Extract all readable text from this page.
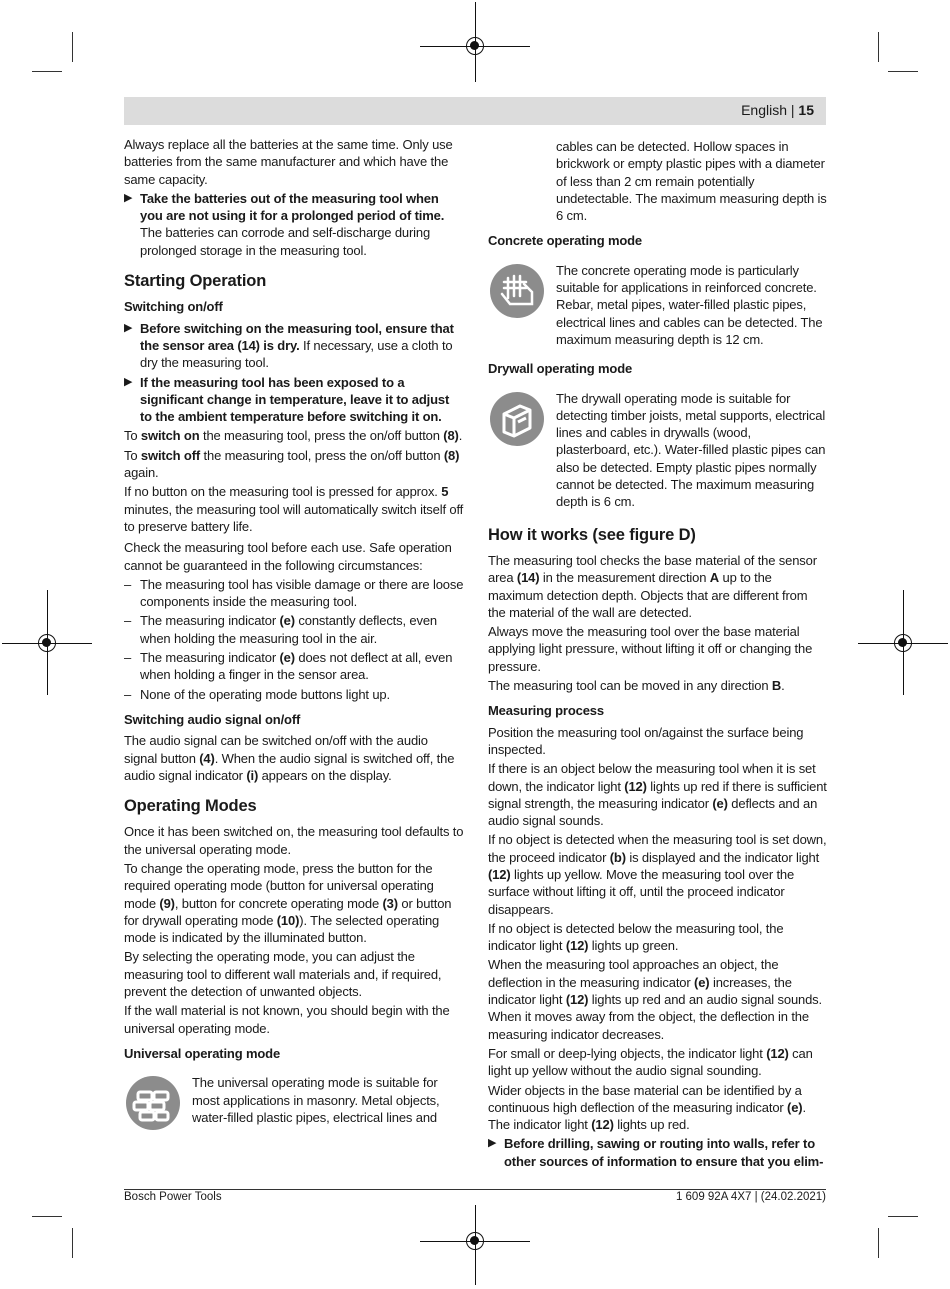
English | 15

Always replace all the batteries at the same time. Only use batteries from the same manufacturer and which have the same capacity.

▶ Take the batteries out of the measuring tool when you are not using it for a prolonged period of time. The batteries can corrode and self-discharge during prolonged storage in the measuring tool.

Starting Operation
Switching on/off

▶ Before switching on the measuring tool, ensure that the sensor area (14) is dry. If necessary, use a cloth to dry the measuring tool.

▶ If the measuring tool has been exposed to a significant change in temperature, leave it to adjust to the ambient temperature before switching it on.

To switch on the measuring tool, press the on/off button (8).

To switch off the measuring tool, press the on/off button (8) again.

If no button on the measuring tool is pressed for approx. 5 minutes, the measuring tool will automatically switch itself off to preserve battery life.

Check the measuring tool before each use. Safe operation cannot be guaranteed in the following circumstances:

– The measuring tool has visible damage or there are loose components inside the measuring tool.

– The measuring indicator (e) constantly deflects, even when holding the measuring tool in the air.

– The measuring indicator (e) does not deflect at all, even when holding a finger in the sensor area.

– None of the operating mode buttons light up.

Switching audio signal on/off

The audio signal can be switched on/off with the audio signal button (4). When the audio signal is switched off, the audio signal indicator (i) appears on the display.

Operating Modes

Once it has been switched on, the measuring tool defaults to the universal operating mode.

To change the operating mode, press the button for the required operating mode (button for universal operating mode (9), button for concrete operating mode (3) or button for drywall operating mode (10)). The selected operating mode is indicated by the illuminated button.

By selecting the operating mode, you can adjust the measuring tool to different wall materials and, if required, prevent the detection of unwanted objects.

If the wall material is not known, you should begin with the universal operating mode.

Universal operating mode

The universal operating mode is suitable for most applications in masonry. Metal objects, water-filled plastic pipes, electrical lines and

cables can be detected. Hollow spaces in brickwork or empty plastic pipes with a diameter of less than 2 cm remain potentially undetectable. The maximum measuring depth is 6 cm.

Concrete operating mode

The concrete operating mode is particularly suitable for applications in reinforced concrete. Rebar, metal pipes, water-filled plastic pipes, electrical lines and cables can be detected. The maximum measuring depth is 12 cm.

Drywall operating mode

The drywall operating mode is suitable for detecting timber joists, metal supports, electrical lines and cables in drywalls (wood, plasterboard, etc.). Water-filled plastic pipes can also be detected. Empty plastic pipes normally cannot be detected. The maximum measuring depth is 6 cm.

How it works (see figure D)

The measuring tool checks the base material of the sensor area (14) in the measurement direction A up to the maximum detection depth. Objects that are different from the material of the wall are detected.

Always move the measuring tool over the base material applying light pressure, without lifting it off or changing the pressure.

The measuring tool can be moved in any direction B.

Measuring process

Position the measuring tool on/against the surface being inspected.

If there is an object below the measuring tool when it is set down, the indicator light (12) lights up red if there is sufficient signal strength, the measuring indicator (e) deflects and an audio signal sounds.

If no object is detected when the measuring tool is set down, the proceed indicator (b) is displayed and the indicator light (12) lights up yellow. Move the measuring tool over the surface without lifting it off, until the proceed indicator disappears.

If no object is detected below the measuring tool, the indicator light (12) lights up green.

When the measuring tool approaches an object, the deflection in the measuring indicator (e) increases, the indicator light (12) lights up red and an audio signal sounds. When it moves away from the object, the deflection in the measuring indicator decreases.

For small or deep-lying objects, the indicator light (12) can light up yellow without the audio signal sounding.

Wider objects in the base material can be identified by a continuous high deflection of the measuring indicator (e). The indicator light (12) lights up red.

▶ Before drilling, sawing or routing into walls, refer to other sources of information to ensure that you elim-

Bosch Power Tools	1 609 92A 4X7 | (24.02.2021)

·····

*Aim of the task*. Copy all lines from the material that include "applications".

*Solution to this problem*.
The universal operating mode is suitable for most applications in masonry. Metal objects, water-filled plastic pipes, electrical lines and
The concrete operating mode is particularly suitable for applications in reinforced concrete. Rebar, metal pipes, water-filled plastic pipes, electrical lines and cables can be detected. The maximum measuring depth is 12 cm.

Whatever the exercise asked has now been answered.